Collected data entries

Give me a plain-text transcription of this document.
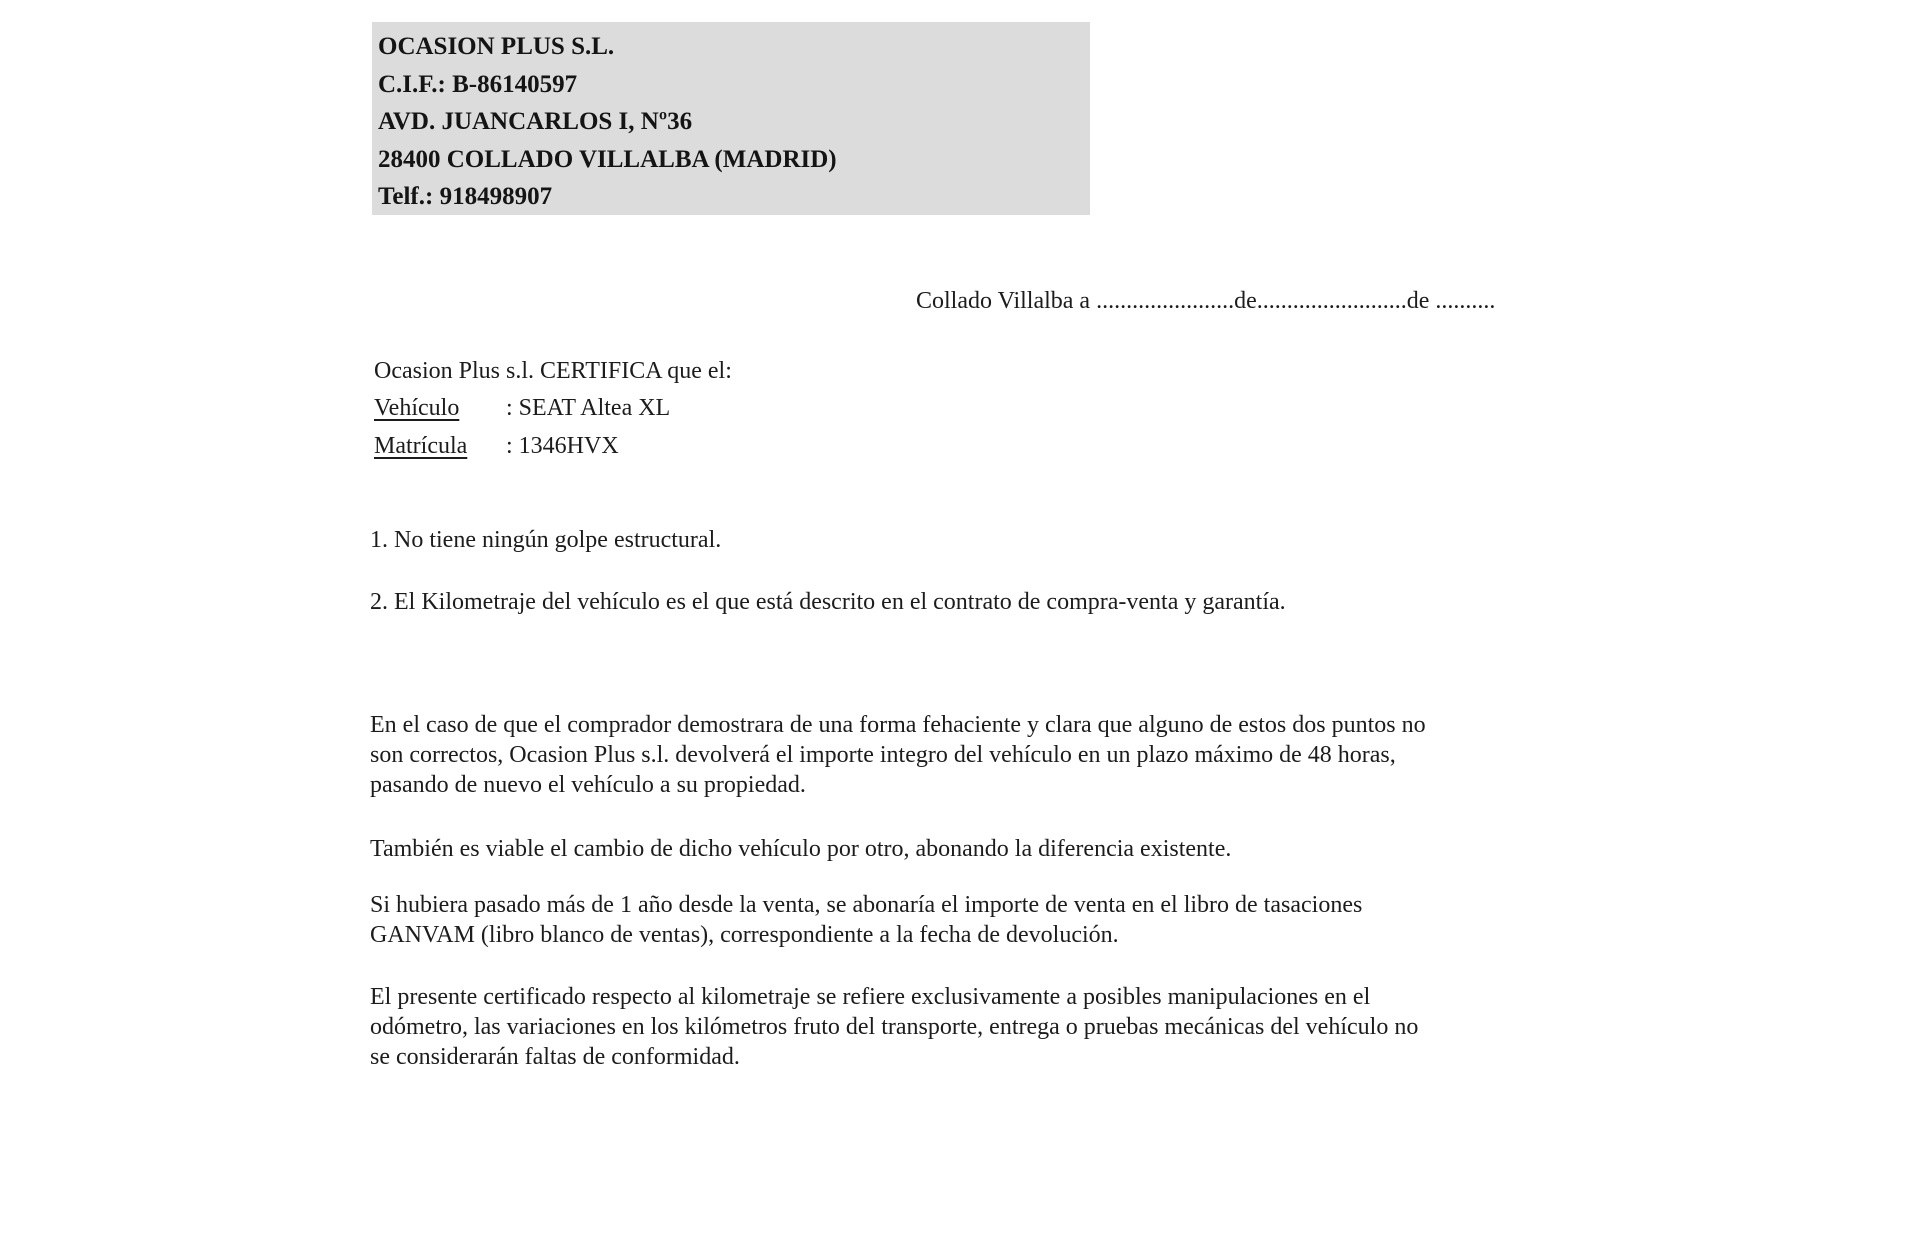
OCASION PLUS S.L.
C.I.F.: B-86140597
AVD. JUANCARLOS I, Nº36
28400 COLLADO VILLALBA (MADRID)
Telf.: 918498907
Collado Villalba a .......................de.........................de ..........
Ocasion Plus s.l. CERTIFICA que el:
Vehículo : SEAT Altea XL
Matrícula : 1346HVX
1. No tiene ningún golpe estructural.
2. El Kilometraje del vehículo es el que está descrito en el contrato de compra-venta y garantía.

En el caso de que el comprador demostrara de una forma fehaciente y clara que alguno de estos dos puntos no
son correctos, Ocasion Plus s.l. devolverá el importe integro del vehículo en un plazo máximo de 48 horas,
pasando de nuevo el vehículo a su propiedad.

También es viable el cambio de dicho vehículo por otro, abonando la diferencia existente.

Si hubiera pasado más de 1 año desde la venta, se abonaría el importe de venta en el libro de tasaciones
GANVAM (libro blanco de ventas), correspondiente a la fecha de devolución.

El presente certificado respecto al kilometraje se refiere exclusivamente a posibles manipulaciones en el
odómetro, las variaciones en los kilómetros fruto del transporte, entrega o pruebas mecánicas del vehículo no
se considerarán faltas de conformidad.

Objective.
Write the lines above out again exactly, without any of their pictures.

Written response.
Give me a plain-text transcription of this document.
OCASION PLUS S.L.
C.I.F.: B-86140597
AVD. JUANCARLOS I, Nº36
28400 COLLADO VILLALBA (MADRID)
Telf.: 918498907
Collado Villalba a .......................de.........................de ..........
Ocasion Plus s.l. CERTIFICA que el:
Vehículo : SEAT Altea XL
Matrícula : 1346HVX
1. No tiene ningún golpe estructural.
2. El Kilometraje del vehículo es el que está descrito en el contrato de compra-venta y garantía.

En el caso de que el comprador demostrara de una forma fehaciente y clara que alguno de estos dos puntos no
son correctos, Ocasion Plus s.l. devolverá el importe integro del vehículo en un plazo máximo de 48 horas,
pasando de nuevo el vehículo a su propiedad.

También es viable el cambio de dicho vehículo por otro, abonando la diferencia existente.

Si hubiera pasado más de 1 año desde la venta, se abonaría el importe de venta en el libro de tasaciones
GANVAM (libro blanco de ventas), correspondiente a la fecha de devolución.

El presente certificado respecto al kilometraje se refiere exclusivamente a posibles manipulaciones en el
odómetro, las variaciones en los kilómetros fruto del transporte, entrega o pruebas mecánicas del vehículo no
se considerarán faltas de conformidad.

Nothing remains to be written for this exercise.